CEVAP: Türkiye’nin işsizlik oranı 2011 yılı için %9,1’dir.
#3
SORU: Türkiye’de iş piyasasında istihdamın sektörlere göre dağılımına bakıldığında en fazla oranı hangi sektör almaktadır?
CEVAP: Dönem boyunca da sürekli artarak 2011 Ekim ayı itibarı ile 13,5 milyon kişi düzeyine ulaşmıştır. Hizmetler sektöründen sonra ise en çok iş gücü istihdam eden sektör ise Tarım sektörü olarak göze çarpmaktadır.
#4
SORU: Ekonomik açıdan nüfus ne anlam ifade etmektedir?

§ **Sağlanan Veriler**:
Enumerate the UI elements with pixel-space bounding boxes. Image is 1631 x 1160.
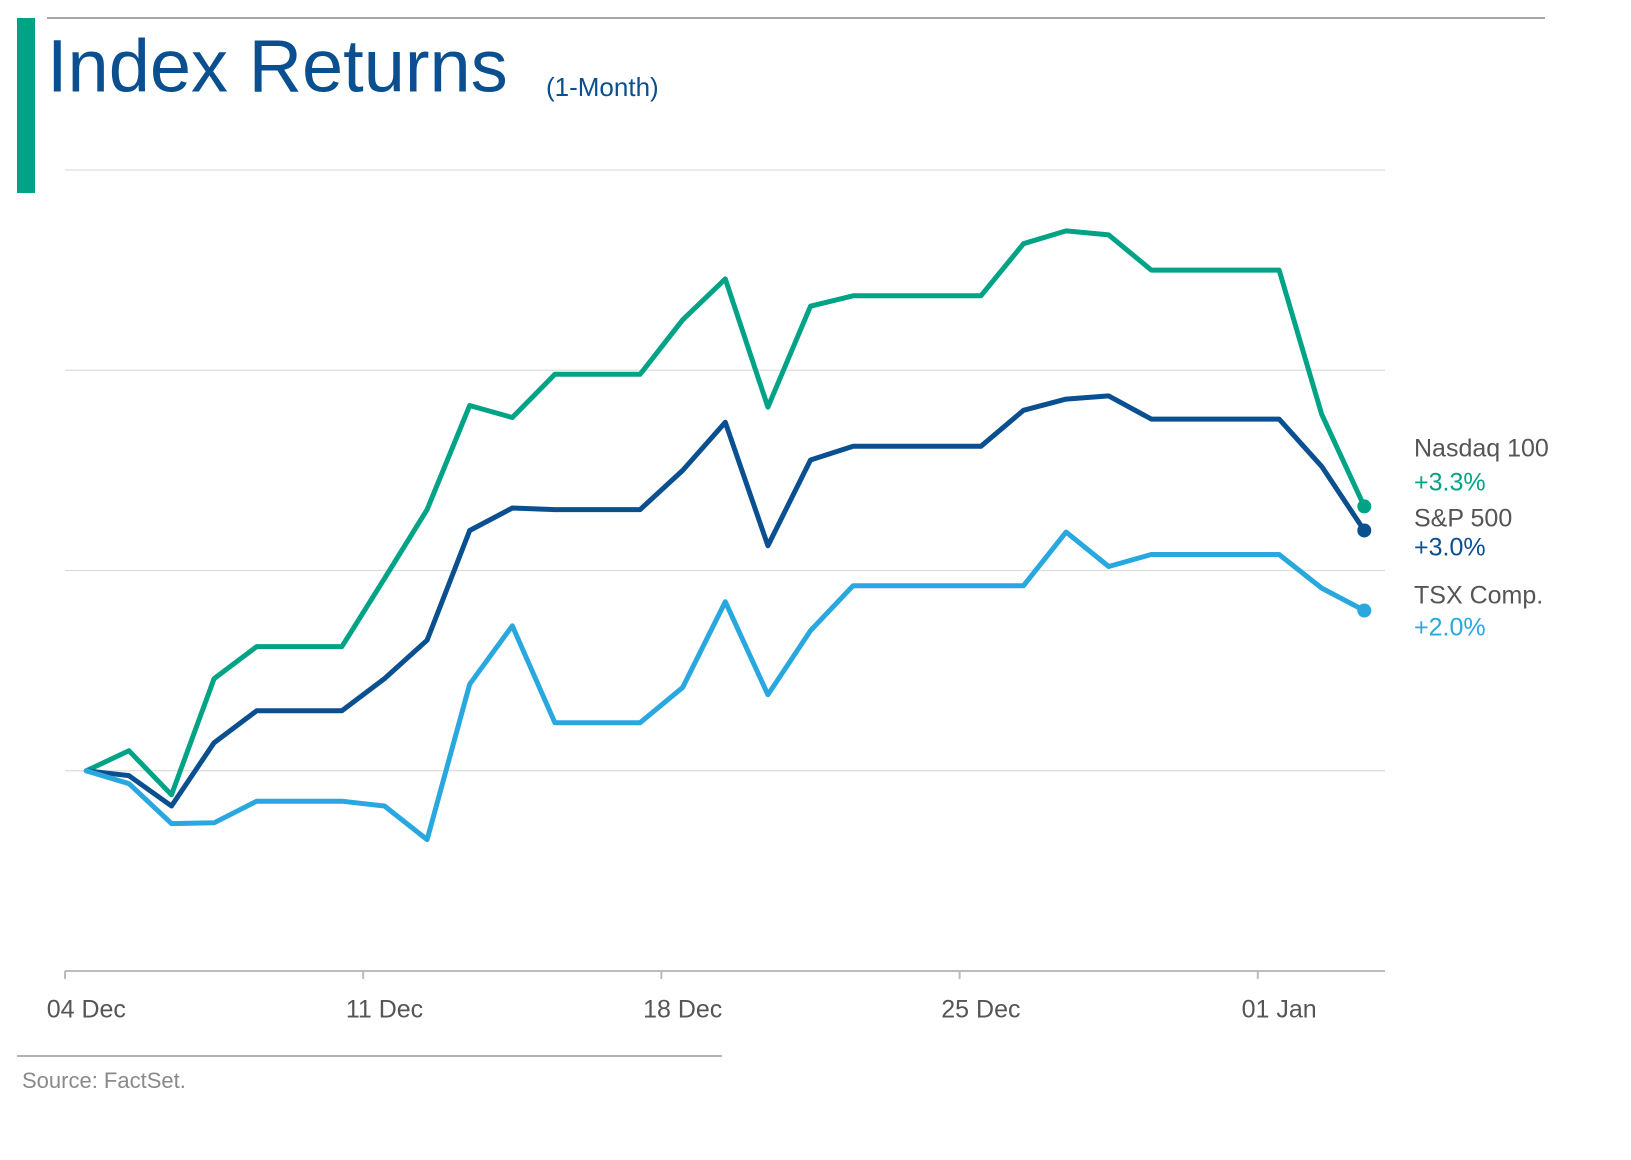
chart-subtitle: (1-Month) [546, 72, 659, 102]
value-label: +2.0% [1414, 614, 1486, 642]
x-tick-label: 01 Jan [1242, 996, 1317, 1024]
legend-label: S&P 500 [1414, 505, 1512, 533]
end-dot [1357, 523, 1372, 538]
end-dot [1357, 499, 1372, 514]
source-note: Source: FactSet. [22, 1068, 186, 1093]
x-tick-label: 11 Dec [346, 996, 423, 1024]
title-accent [17, 18, 35, 193]
series-line [83, 228, 1367, 798]
series-line [83, 529, 1367, 843]
chart-title: Index Returns [47, 25, 508, 108]
x-tick-label: 25 Dec [941, 996, 1020, 1024]
value-label: +3.0% [1414, 534, 1486, 562]
legend-label: Nasdaq 100 [1414, 435, 1549, 463]
end-dot [1357, 603, 1372, 618]
x-tick-label: 18 Dec [643, 996, 722, 1024]
legend-label: TSX Comp. [1414, 582, 1543, 610]
series-line [83, 393, 1367, 809]
value-label: +3.3% [1414, 469, 1486, 497]
x-tick-label: 04 Dec [47, 996, 126, 1024]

§ **Çözülecek Sorular**:
1. İş piyasası metnine göre Türkiye'nin 2011 yılındaki işsizlik oranı kaçtır?
2. İş piyasası metnindeki CEVAP satırlarında geçen bütün sayısal ifadeleri, tekrar edenleri bir kez yazarak sıralayınız.
3. İş piyasası metninde "CEVAP: Türkiye’nin işsizlik" sözcükleriyle başlayıp "anlam ifade etmektedir?" sözcüklerini de içine alan kısmı hiçbir değişiklik yapmadan yineleyiniz.

§ **Görevlere Göre Yanıtlar**:
1. %9,1

2. %9,1; 2011; 13,5 milyon

3.
CEVAP: Türkiye’nin işsizlik oranı 2011 yılı için %9,1’dir.
#3
SORU: Türkiye’de iş piyasasında istihdamın sektörlere göre dağılımına bakıldığında en fazla oranı hangi sektör almaktadır?
CEVAP: Dönem boyunca da sürekli artarak 2011 Ekim ayı itibarı ile 13,5 milyon kişi düzeyine ulaşmıştır. Hizmetler sektöründen sonra ise en çok iş gücü istihdam eden sektör ise Tarım sektörü olarak göze çarpmaktadır.
#4
SORU: Ekonomik açıdan nüfus ne anlam ifade etmektedir?